Note each line where "Ökosystems" appears, and copy it.

__Material provided__
=====

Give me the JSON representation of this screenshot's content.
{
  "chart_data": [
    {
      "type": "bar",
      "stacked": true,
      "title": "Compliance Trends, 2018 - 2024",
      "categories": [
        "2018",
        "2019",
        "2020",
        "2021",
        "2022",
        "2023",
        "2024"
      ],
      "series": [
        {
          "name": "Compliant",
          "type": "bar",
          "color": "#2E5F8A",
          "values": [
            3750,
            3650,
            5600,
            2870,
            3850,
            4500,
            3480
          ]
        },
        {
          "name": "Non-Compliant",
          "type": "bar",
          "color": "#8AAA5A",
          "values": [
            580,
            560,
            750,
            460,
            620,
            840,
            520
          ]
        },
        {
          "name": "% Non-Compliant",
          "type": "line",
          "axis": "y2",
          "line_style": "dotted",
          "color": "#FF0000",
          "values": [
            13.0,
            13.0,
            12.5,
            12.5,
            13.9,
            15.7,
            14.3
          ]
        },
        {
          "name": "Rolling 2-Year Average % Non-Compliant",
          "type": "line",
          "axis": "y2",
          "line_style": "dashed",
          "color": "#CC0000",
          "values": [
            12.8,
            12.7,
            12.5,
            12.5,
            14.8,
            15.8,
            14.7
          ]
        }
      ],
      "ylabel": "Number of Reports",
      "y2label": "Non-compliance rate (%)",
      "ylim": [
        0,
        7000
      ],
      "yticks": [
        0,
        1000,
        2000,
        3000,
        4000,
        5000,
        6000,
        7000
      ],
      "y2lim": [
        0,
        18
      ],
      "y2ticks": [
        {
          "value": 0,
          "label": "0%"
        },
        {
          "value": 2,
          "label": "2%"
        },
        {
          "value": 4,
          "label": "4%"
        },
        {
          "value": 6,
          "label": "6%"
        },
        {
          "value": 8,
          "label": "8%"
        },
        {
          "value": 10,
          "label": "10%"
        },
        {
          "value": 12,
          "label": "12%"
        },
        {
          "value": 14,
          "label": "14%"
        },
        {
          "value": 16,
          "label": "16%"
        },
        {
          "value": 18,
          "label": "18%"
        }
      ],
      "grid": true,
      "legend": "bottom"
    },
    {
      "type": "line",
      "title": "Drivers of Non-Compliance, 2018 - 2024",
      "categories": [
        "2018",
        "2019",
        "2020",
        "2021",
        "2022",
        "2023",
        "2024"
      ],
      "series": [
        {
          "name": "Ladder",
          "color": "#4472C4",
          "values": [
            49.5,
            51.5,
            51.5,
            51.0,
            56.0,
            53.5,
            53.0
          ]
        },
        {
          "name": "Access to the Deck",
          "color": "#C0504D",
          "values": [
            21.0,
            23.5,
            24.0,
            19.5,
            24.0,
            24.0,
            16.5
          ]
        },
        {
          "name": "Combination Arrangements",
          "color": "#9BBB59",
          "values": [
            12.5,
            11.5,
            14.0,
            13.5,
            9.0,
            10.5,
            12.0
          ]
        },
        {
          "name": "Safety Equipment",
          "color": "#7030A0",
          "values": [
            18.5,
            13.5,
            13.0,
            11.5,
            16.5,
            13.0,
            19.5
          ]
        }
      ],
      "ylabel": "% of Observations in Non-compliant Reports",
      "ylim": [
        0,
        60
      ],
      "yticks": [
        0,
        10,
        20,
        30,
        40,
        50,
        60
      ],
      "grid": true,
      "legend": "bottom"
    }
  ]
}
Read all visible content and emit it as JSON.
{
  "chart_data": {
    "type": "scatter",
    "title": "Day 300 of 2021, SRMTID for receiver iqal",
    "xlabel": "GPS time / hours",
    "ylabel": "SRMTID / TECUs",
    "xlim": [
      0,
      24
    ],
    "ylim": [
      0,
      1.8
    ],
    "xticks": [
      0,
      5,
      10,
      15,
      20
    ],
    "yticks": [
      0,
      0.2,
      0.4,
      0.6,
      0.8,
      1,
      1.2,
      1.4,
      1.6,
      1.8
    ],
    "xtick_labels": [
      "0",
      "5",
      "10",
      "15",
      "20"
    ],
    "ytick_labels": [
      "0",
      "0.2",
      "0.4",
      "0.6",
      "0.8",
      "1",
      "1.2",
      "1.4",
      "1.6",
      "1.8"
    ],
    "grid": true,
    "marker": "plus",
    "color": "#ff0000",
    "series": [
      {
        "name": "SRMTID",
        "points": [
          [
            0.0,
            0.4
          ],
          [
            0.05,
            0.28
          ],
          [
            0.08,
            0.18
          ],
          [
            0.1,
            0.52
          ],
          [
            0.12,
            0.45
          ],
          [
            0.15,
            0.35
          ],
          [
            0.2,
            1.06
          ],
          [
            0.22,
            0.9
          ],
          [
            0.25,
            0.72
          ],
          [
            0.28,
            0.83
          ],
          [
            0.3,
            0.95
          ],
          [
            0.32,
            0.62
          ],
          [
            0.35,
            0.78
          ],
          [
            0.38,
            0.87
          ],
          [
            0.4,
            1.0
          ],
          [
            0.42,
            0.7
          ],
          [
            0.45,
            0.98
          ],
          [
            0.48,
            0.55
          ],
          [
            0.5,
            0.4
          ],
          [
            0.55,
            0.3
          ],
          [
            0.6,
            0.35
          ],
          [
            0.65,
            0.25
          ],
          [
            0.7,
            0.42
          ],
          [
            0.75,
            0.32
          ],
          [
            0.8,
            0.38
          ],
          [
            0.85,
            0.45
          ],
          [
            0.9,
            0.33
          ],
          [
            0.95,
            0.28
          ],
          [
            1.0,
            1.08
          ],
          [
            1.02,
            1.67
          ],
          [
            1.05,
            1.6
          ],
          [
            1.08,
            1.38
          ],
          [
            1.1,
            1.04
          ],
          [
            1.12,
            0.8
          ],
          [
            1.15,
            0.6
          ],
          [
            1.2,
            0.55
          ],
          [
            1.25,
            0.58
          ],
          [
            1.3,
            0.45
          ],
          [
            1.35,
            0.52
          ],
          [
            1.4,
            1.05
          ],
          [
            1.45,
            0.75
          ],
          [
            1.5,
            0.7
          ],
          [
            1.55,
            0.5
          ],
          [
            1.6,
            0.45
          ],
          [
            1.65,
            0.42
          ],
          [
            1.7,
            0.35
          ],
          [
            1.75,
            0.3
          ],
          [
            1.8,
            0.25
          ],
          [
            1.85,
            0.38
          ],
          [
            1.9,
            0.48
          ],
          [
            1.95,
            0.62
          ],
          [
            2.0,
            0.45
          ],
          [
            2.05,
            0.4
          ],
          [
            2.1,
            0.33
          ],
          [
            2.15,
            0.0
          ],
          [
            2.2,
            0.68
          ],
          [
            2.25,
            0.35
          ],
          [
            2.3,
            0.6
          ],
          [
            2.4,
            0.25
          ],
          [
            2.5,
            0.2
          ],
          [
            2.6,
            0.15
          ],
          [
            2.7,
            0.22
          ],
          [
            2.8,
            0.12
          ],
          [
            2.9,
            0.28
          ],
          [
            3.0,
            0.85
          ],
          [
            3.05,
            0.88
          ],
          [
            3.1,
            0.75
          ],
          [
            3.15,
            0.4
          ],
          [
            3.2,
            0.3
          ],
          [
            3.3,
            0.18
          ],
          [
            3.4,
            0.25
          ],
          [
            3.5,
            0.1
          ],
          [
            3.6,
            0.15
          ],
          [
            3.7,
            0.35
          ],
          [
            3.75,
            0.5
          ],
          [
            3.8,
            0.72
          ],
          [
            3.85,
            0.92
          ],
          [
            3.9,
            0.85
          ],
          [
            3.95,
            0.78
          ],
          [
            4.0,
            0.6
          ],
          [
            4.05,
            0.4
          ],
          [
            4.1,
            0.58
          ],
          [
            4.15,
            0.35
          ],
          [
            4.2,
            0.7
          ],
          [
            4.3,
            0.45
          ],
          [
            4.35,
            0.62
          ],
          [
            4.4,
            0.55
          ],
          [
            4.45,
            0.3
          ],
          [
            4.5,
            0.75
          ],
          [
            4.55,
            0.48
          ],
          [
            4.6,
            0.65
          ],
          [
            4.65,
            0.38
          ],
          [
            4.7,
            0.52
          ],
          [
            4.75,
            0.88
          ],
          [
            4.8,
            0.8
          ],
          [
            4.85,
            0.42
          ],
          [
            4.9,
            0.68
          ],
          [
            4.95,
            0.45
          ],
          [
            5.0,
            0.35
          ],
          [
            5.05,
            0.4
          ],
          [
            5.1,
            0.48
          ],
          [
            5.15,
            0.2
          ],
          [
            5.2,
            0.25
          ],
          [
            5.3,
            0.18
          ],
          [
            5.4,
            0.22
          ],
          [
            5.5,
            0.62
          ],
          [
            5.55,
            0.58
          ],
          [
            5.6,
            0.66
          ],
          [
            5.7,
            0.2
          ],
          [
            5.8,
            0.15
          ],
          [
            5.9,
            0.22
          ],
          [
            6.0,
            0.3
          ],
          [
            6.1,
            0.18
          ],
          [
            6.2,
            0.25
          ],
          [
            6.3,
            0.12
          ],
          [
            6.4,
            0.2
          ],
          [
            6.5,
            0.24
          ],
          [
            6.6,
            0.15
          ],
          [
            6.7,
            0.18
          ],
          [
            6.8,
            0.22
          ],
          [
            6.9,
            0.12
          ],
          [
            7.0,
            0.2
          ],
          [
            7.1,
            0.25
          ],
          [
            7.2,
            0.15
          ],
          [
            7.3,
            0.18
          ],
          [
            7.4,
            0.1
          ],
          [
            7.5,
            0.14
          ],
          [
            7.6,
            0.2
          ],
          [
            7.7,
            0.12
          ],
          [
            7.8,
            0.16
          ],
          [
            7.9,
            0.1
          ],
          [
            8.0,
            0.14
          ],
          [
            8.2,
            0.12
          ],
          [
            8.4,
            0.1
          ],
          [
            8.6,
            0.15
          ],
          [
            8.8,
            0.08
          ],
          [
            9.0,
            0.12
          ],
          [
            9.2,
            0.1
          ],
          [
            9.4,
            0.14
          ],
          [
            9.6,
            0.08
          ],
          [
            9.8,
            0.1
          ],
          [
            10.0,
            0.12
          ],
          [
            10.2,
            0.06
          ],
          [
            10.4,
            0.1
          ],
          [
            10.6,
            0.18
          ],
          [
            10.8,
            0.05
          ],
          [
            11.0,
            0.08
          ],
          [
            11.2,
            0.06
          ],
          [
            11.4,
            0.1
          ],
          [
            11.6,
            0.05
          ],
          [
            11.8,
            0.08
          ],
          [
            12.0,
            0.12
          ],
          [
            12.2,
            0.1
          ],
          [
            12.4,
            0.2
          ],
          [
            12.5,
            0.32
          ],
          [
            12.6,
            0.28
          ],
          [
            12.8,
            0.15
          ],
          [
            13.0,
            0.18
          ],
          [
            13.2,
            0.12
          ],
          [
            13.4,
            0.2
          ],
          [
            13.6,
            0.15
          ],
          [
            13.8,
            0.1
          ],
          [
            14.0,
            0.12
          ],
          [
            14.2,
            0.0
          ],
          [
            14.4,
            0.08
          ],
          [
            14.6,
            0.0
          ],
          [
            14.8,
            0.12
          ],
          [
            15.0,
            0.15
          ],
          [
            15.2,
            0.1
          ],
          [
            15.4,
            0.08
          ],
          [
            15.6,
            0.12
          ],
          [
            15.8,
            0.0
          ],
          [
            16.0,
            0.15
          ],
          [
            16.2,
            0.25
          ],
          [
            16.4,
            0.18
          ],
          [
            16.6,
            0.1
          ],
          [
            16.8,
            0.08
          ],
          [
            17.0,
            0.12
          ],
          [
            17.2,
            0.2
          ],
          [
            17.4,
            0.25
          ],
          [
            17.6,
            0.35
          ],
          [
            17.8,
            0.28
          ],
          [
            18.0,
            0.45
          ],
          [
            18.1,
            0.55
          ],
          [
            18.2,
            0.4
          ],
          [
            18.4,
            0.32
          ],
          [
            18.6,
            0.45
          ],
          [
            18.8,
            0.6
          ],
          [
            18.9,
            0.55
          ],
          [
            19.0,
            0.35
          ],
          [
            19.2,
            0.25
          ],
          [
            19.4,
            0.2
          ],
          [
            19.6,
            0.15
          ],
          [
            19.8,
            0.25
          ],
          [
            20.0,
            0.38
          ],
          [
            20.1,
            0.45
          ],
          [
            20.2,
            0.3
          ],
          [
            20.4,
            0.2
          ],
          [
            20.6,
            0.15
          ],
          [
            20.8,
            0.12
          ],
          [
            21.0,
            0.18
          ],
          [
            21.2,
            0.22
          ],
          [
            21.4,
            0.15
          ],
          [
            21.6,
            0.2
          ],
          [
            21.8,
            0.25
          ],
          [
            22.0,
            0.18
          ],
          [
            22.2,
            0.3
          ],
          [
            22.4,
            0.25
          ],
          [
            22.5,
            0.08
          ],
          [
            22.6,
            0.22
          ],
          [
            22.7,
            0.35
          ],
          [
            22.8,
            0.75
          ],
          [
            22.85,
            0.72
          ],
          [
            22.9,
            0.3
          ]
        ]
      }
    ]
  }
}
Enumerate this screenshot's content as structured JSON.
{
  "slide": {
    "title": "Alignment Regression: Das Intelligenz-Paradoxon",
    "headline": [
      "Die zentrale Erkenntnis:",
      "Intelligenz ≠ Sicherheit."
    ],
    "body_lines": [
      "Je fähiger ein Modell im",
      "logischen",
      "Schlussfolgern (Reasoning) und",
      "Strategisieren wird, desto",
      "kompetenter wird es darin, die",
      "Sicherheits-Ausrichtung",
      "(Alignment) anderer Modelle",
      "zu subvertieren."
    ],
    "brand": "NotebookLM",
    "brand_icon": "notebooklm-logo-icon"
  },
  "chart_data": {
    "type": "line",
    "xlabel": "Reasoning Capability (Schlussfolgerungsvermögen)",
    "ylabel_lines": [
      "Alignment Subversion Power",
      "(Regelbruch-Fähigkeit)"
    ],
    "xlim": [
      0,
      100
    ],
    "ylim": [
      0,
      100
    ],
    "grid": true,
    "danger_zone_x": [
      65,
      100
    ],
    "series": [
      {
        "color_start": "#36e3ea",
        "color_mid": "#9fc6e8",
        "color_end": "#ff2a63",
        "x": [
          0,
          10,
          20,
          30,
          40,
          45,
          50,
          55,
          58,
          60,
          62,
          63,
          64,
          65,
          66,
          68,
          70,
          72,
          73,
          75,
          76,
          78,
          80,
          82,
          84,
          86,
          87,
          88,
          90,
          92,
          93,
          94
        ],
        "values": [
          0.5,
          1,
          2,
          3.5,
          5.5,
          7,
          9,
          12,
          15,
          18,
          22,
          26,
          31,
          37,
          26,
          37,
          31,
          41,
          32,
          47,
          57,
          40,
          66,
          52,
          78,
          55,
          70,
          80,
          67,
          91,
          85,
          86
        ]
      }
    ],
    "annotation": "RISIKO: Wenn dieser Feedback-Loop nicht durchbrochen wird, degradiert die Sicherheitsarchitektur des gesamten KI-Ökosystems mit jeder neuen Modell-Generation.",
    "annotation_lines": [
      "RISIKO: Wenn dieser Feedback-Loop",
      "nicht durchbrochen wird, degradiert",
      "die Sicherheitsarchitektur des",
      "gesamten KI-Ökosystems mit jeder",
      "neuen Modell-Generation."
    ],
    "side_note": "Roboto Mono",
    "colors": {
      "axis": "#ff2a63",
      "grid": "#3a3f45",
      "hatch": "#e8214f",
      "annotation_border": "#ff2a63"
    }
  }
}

=====

__Task result__
    "annotation": "RISIKO: Wenn dieser Feedback-Loop nicht durchbrochen wird, degradiert die Sicherheitsarchitektur des gesamten KI-Ökosystems mit jeder neuen Modell-Generation.",
      "gesamten KI-Ökosystems mit jeder",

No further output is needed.